_Goal_
Gather the lines below that include the string "name", copying each in full.

(Excerpt from a dataset)
☆ ☆ ☆ ☆ ☆

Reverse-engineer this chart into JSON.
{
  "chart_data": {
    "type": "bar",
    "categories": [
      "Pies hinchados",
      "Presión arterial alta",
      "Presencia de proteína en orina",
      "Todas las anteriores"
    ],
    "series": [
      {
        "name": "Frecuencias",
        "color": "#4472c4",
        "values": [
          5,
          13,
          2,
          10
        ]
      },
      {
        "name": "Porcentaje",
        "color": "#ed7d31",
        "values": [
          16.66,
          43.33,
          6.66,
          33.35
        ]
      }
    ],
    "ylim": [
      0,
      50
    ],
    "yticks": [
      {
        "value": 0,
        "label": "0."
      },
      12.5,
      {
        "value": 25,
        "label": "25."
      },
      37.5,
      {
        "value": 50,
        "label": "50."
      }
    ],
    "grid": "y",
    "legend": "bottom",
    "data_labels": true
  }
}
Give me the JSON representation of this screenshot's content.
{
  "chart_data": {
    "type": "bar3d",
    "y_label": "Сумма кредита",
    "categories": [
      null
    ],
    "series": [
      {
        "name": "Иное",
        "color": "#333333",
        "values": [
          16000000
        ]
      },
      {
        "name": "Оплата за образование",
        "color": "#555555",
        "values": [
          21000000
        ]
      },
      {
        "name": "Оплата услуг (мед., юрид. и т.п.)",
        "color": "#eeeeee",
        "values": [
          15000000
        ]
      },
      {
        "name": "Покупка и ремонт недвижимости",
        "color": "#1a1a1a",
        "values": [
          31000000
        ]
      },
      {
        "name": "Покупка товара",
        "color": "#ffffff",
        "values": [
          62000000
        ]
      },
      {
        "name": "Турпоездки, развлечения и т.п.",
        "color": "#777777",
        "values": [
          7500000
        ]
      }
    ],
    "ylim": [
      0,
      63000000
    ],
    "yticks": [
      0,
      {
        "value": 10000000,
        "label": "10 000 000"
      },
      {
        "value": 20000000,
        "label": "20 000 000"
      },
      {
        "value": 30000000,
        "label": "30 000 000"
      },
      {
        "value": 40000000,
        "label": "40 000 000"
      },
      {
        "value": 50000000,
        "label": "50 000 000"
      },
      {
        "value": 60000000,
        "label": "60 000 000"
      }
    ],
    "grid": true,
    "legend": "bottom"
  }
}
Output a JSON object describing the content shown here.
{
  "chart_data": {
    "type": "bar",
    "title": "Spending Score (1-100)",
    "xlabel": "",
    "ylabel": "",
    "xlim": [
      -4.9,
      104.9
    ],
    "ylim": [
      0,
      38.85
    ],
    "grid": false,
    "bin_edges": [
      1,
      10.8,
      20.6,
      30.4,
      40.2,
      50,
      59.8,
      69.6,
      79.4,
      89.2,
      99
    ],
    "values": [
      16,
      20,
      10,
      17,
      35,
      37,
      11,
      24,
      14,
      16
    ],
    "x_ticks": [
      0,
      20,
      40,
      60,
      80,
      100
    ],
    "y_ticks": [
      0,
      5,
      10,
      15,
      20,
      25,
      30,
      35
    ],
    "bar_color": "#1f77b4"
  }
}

☆ ☆ ☆ ☆ ☆

_Exercise output_
        "name": "Frecuencias",
        "name": "Porcentaje",
        "name": "Иное",
        "name": "Оплата за образование",
        "name": "Оплата услуг (мед., юрид. и т.п.)",
        "name": "Покупка и ремонт недвижимости",
        "name": "Покупка товара",
        "name": "Турпоездки, развлечения и т.п.",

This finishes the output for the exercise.